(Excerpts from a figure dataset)
#####
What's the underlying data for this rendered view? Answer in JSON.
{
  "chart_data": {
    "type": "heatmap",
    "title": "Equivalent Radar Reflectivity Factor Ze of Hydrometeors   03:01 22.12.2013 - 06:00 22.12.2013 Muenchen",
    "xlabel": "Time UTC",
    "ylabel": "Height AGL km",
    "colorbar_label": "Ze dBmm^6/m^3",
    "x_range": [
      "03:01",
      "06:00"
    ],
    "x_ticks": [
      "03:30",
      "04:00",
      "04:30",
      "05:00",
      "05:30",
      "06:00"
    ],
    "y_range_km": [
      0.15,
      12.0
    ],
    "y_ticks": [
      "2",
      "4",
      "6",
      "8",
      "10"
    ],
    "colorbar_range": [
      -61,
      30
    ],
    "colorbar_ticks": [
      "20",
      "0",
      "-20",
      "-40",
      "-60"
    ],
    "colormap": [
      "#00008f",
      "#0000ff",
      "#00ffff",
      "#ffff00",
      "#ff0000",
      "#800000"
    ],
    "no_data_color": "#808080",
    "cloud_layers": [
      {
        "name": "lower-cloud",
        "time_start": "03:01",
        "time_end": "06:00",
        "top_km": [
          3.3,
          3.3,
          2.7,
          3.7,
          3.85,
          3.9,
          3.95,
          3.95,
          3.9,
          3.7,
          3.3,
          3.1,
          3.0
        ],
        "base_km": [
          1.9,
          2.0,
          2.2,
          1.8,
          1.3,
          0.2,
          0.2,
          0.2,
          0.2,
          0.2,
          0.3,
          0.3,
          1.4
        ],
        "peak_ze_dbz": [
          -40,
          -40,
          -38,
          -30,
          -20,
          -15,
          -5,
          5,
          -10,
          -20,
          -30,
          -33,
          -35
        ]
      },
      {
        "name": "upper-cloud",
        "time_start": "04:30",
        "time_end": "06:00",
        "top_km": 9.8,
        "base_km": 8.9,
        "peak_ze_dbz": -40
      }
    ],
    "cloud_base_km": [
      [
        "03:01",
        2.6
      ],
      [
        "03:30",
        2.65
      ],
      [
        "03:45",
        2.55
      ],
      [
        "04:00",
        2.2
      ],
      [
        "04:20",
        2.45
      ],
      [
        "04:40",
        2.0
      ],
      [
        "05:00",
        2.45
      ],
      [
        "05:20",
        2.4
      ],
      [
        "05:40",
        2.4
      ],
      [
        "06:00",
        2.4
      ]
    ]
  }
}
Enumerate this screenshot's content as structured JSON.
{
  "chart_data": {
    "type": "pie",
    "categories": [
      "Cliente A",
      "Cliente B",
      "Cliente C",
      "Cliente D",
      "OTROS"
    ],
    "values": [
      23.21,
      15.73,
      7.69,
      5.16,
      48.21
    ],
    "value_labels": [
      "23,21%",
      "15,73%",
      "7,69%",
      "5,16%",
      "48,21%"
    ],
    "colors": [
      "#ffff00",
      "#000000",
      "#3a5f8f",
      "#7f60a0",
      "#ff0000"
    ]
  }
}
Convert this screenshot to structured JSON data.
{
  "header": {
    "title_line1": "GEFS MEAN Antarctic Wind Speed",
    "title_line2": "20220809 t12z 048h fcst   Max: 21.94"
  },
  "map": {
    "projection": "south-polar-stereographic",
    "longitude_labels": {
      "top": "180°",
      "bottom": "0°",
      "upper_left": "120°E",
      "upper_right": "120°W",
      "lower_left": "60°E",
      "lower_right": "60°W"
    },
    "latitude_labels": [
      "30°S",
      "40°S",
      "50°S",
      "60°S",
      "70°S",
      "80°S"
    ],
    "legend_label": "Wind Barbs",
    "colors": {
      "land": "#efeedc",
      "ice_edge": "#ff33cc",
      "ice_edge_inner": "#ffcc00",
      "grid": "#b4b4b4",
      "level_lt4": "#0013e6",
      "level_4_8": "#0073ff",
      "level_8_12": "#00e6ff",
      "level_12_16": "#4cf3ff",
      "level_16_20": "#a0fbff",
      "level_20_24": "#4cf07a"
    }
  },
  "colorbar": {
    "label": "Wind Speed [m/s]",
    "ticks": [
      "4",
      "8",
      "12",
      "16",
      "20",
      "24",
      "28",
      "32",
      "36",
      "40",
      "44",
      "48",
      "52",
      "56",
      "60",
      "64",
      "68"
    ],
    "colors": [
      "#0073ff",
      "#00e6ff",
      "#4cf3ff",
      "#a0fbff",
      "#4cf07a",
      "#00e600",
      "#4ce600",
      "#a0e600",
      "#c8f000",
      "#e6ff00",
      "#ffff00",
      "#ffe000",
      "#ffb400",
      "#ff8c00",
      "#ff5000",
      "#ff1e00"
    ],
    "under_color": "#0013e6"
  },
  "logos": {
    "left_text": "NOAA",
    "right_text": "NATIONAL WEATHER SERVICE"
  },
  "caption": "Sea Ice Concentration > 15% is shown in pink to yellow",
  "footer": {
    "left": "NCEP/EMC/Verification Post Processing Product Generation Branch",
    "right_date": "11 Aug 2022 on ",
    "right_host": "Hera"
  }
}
#####
Task goal —
Look for lines containing the string "JSON" and copy them all.

Full answer —
What's the underlying data for this rendered view? Answer in JSON.
Enumerate this screenshot's content as structured JSON.
Convert this screenshot to structured JSON data.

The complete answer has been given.